[start of Data supplied]
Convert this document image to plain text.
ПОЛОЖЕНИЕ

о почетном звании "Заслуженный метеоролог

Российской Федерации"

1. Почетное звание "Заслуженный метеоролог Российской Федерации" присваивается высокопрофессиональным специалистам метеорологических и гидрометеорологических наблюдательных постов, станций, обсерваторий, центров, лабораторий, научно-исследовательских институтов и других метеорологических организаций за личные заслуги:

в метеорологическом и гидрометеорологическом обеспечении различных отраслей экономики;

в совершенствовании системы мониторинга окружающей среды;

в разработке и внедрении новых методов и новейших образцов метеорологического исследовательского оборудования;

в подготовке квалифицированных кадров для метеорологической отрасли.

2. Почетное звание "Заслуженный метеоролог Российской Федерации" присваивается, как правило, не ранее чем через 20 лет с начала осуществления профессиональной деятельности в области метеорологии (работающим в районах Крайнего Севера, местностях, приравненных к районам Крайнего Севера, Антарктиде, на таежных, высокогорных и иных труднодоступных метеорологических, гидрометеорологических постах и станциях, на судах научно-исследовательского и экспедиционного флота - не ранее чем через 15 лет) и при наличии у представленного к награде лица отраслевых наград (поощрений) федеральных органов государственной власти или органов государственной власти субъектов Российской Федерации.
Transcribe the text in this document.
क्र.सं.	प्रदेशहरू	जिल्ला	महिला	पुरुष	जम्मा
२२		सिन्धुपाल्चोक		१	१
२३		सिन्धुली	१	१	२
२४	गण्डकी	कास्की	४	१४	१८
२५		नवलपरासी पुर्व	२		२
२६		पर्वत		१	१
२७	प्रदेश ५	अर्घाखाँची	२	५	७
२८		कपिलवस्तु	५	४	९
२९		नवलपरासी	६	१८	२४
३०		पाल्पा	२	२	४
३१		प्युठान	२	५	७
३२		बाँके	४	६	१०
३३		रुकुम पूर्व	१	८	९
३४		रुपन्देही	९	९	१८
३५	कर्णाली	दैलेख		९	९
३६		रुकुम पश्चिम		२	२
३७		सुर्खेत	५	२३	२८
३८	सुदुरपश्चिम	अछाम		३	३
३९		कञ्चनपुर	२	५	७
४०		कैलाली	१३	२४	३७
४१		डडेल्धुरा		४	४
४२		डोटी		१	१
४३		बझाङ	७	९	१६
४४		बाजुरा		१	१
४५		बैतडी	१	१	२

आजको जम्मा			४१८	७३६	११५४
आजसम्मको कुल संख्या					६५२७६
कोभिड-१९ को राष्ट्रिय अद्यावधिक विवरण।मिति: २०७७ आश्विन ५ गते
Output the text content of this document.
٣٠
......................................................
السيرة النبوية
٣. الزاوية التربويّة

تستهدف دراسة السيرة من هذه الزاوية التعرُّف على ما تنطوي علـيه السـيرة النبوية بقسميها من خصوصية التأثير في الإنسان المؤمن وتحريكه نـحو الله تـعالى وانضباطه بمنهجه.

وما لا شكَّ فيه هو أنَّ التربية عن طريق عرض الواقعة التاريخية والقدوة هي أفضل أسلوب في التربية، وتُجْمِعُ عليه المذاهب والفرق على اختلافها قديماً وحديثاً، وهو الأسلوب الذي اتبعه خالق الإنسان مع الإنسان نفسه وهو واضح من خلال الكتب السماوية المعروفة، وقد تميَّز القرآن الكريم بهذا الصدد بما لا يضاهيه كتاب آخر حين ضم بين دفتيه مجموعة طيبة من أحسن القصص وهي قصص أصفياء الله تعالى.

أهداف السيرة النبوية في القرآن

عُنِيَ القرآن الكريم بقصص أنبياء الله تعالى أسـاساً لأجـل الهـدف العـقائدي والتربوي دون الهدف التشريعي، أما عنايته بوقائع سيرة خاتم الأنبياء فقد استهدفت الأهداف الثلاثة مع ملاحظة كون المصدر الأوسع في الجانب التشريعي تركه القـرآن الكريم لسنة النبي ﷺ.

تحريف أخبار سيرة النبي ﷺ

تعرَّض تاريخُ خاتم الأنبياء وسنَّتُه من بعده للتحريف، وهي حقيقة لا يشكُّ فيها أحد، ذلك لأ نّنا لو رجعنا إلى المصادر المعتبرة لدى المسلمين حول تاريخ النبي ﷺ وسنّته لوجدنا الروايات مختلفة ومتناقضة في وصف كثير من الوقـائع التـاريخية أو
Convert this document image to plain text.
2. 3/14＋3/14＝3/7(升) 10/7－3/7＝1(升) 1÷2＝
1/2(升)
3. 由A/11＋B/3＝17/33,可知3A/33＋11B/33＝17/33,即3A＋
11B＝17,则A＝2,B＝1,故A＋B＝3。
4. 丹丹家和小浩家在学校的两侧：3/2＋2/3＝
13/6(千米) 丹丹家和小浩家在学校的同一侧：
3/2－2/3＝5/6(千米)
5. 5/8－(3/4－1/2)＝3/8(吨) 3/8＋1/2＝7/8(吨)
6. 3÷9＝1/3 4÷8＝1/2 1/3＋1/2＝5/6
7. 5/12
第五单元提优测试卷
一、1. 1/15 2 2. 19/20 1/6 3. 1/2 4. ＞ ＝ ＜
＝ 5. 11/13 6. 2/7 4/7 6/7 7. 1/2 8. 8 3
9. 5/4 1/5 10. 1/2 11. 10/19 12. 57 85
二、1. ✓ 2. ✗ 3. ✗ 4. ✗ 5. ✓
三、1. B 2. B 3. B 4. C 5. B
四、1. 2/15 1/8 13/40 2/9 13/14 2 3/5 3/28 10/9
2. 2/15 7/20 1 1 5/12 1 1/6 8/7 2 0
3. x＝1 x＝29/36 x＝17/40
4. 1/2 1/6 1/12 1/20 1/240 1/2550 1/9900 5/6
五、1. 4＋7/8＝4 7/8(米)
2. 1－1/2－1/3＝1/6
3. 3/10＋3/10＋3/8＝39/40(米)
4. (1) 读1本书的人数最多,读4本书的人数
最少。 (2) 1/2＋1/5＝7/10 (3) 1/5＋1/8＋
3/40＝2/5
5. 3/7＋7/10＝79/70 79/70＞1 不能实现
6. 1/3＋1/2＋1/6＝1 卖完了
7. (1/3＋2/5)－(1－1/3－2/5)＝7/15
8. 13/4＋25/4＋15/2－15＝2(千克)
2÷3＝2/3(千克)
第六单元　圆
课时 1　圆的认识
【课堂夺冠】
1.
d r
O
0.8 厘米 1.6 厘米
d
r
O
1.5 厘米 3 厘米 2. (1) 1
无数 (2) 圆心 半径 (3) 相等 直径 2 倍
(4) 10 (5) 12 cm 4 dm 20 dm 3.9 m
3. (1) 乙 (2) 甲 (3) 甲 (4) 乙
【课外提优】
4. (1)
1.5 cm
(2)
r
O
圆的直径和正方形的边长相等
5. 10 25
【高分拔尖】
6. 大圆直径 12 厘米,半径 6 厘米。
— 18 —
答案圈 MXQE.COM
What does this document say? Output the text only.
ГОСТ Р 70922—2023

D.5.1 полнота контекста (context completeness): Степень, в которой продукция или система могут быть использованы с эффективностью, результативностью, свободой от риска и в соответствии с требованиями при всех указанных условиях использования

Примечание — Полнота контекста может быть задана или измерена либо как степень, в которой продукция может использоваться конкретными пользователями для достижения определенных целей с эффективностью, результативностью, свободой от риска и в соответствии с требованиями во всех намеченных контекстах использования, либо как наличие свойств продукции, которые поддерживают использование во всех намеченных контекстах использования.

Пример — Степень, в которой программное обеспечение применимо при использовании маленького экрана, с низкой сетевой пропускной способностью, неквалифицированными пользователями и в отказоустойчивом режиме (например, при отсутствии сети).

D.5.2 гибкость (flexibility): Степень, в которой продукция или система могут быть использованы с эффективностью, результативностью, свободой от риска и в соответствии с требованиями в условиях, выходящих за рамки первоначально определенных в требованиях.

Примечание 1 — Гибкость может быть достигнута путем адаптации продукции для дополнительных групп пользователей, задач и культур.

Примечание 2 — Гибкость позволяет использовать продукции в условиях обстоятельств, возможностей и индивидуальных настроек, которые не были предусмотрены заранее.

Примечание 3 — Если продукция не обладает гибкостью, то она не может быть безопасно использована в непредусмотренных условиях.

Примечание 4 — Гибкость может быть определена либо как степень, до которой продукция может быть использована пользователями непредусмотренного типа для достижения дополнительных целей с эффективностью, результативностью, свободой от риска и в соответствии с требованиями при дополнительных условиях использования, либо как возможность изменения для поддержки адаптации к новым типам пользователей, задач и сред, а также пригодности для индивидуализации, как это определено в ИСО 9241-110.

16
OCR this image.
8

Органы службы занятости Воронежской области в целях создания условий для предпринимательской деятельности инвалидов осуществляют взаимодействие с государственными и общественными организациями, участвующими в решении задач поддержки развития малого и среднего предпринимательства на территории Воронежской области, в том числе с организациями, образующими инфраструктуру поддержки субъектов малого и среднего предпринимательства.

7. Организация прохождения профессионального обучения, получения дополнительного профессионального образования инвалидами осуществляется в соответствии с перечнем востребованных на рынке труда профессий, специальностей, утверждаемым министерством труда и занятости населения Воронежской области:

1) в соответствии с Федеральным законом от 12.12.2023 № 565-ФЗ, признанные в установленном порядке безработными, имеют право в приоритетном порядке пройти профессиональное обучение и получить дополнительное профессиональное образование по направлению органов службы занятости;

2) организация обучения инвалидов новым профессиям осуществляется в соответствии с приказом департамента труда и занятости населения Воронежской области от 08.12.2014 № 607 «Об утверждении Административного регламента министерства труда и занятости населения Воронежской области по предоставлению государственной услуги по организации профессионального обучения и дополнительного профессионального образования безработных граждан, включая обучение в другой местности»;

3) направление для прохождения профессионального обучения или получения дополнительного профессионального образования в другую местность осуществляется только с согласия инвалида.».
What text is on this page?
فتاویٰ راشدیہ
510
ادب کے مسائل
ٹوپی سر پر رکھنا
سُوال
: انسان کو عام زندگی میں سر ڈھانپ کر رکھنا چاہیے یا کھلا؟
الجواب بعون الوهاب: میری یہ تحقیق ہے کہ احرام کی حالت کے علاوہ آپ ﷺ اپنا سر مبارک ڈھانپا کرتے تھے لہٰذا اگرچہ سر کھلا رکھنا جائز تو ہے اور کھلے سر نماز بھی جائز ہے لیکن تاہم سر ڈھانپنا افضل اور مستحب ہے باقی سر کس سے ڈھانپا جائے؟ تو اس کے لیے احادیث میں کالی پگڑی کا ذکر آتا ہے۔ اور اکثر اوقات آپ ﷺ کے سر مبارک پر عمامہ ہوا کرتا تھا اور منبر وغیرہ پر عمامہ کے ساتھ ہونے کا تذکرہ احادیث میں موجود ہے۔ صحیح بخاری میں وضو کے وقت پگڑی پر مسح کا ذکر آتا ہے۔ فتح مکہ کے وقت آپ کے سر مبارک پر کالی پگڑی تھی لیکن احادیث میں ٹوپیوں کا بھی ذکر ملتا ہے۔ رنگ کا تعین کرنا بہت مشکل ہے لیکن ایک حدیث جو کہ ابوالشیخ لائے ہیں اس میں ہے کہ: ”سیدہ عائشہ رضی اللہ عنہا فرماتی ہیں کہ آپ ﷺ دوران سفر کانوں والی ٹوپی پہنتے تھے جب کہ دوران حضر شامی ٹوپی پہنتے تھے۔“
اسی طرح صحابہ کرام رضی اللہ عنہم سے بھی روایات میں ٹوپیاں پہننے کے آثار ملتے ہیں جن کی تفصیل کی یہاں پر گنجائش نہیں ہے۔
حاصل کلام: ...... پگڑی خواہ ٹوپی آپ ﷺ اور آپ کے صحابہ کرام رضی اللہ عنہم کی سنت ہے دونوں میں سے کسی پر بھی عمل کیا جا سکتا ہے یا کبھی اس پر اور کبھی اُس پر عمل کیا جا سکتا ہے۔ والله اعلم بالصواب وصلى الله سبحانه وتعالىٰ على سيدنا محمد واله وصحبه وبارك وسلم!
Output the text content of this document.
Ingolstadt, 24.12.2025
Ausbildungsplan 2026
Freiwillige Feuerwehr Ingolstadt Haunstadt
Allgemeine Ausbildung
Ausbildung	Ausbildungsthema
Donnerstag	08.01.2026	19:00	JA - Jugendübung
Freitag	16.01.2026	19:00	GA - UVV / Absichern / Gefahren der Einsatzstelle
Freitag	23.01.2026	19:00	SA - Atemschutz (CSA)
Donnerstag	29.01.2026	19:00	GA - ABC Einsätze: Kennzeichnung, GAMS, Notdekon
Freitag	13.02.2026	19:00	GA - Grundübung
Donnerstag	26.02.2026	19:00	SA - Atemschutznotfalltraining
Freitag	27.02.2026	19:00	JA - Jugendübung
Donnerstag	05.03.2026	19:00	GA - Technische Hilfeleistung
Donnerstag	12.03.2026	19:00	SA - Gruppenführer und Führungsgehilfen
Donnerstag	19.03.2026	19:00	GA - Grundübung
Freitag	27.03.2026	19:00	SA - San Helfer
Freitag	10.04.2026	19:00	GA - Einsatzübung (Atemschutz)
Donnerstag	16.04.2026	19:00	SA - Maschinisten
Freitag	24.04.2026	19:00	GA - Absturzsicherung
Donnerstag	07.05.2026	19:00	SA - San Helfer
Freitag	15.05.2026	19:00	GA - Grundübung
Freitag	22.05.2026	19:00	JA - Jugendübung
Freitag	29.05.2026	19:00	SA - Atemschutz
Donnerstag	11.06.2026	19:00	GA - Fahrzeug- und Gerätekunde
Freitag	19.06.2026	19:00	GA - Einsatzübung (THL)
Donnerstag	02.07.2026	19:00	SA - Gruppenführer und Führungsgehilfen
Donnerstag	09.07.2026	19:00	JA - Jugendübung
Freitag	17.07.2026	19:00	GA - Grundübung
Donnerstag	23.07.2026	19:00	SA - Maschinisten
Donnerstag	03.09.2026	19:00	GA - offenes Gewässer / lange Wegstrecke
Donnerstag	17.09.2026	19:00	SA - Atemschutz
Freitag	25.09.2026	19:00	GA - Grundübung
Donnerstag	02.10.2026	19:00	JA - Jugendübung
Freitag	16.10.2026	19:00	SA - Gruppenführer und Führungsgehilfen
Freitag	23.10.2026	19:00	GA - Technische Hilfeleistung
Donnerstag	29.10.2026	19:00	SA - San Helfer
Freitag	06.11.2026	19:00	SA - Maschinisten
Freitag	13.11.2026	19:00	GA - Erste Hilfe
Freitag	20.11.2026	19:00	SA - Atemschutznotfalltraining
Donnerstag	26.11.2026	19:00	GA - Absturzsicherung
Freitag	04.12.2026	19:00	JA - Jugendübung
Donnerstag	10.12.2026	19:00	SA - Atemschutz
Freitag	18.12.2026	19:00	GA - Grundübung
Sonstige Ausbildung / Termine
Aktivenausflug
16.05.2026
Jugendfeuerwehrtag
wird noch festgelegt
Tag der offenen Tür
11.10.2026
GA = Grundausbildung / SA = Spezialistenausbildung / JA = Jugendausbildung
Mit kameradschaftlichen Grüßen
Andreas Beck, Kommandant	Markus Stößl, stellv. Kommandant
[end of Data supplied]
** Task goal **
Using the listing, collect all lines in which the string "Hilfeleistung" is found.

** Written answer **
Donnerstag	05.03.2026	19:00	GA - Technische Hilfeleistung
Freitag	23.10.2026	19:00	GA - Technische Hilfeleistung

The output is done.